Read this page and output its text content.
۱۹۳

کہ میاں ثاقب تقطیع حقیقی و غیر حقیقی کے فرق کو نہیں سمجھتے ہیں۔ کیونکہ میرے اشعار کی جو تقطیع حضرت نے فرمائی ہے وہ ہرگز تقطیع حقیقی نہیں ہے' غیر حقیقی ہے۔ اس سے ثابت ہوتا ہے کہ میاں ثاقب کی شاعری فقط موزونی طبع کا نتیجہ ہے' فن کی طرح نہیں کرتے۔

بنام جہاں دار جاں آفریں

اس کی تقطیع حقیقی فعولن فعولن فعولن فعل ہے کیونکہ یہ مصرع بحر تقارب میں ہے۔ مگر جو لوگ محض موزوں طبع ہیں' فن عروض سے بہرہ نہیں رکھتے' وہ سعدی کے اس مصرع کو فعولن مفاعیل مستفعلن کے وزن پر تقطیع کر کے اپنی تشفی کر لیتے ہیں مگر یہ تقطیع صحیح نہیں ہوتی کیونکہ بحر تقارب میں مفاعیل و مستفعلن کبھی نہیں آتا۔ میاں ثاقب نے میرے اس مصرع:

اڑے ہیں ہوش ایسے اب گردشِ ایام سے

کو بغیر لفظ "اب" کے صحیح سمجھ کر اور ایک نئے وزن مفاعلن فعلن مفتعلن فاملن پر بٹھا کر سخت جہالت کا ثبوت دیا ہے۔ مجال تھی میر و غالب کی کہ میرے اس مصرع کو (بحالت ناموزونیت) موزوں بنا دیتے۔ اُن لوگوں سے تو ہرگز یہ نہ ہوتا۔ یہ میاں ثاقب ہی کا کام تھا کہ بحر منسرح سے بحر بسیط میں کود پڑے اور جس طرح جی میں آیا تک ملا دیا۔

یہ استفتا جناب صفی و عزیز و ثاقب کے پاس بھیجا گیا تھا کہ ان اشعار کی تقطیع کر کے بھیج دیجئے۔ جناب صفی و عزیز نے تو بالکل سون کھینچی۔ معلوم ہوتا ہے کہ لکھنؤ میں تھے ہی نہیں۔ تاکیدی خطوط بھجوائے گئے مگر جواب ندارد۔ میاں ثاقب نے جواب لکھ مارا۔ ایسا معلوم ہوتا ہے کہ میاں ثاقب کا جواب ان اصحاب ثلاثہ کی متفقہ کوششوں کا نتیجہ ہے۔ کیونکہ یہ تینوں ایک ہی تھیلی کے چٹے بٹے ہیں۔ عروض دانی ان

Problem description: Quote the data above in full, changing nothing.

The completed task:
Read this page and output its text content.
۱۹۳

کہ میاں ثاقب تقطیع حقیقی و غیر حقیقی کے فرق کو نہیں سمجھتے ہیں۔ کیونکہ میرے اشعار کی جو تقطیع حضرت نے فرمائی ہے وہ ہرگز تقطیع حقیقی نہیں ہے' غیر حقیقی ہے۔ اس سے ثابت ہوتا ہے کہ میاں ثاقب کی شاعری فقط موزونی طبع کا نتیجہ ہے' فن کی طرح نہیں کرتے۔

بنام جہاں دار جاں آفریں

اس کی تقطیع حقیقی فعولن فعولن فعولن فعل ہے کیونکہ یہ مصرع بحر تقارب میں ہے۔ مگر جو لوگ محض موزوں طبع ہیں' فن عروض سے بہرہ نہیں رکھتے' وہ سعدی کے اس مصرع کو فعولن مفاعیل مستفعلن کے وزن پر تقطیع کر کے اپنی تشفی کر لیتے ہیں مگر یہ تقطیع صحیح نہیں ہوتی کیونکہ بحر تقارب میں مفاعیل و مستفعلن کبھی نہیں آتا۔ میاں ثاقب نے میرے اس مصرع:

اڑے ہیں ہوش ایسے اب گردشِ ایام سے

کو بغیر لفظ "اب" کے صحیح سمجھ کر اور ایک نئے وزن مفاعلن فعلن مفتعلن فاملن پر بٹھا کر سخت جہالت کا ثبوت دیا ہے۔ مجال تھی میر و غالب کی کہ میرے اس مصرع کو (بحالت ناموزونیت) موزوں بنا دیتے۔ اُن لوگوں سے تو ہرگز یہ نہ ہوتا۔ یہ میاں ثاقب ہی کا کام تھا کہ بحر منسرح سے بحر بسیط میں کود پڑے اور جس طرح جی میں آیا تک ملا دیا۔

یہ استفتا جناب صفی و عزیز و ثاقب کے پاس بھیجا گیا تھا کہ ان اشعار کی تقطیع کر کے بھیج دیجئے۔ جناب صفی و عزیز نے تو بالکل سون کھینچی۔ معلوم ہوتا ہے کہ لکھنؤ میں تھے ہی نہیں۔ تاکیدی خطوط بھجوائے گئے مگر جواب ندارد۔ میاں ثاقب نے جواب لکھ مارا۔ ایسا معلوم ہوتا ہے کہ میاں ثاقب کا جواب ان اصحاب ثلاثہ کی متفقہ کوششوں کا نتیجہ ہے۔ کیونکہ یہ تینوں ایک ہی تھیلی کے چٹے بٹے ہیں۔ عروض دانی ان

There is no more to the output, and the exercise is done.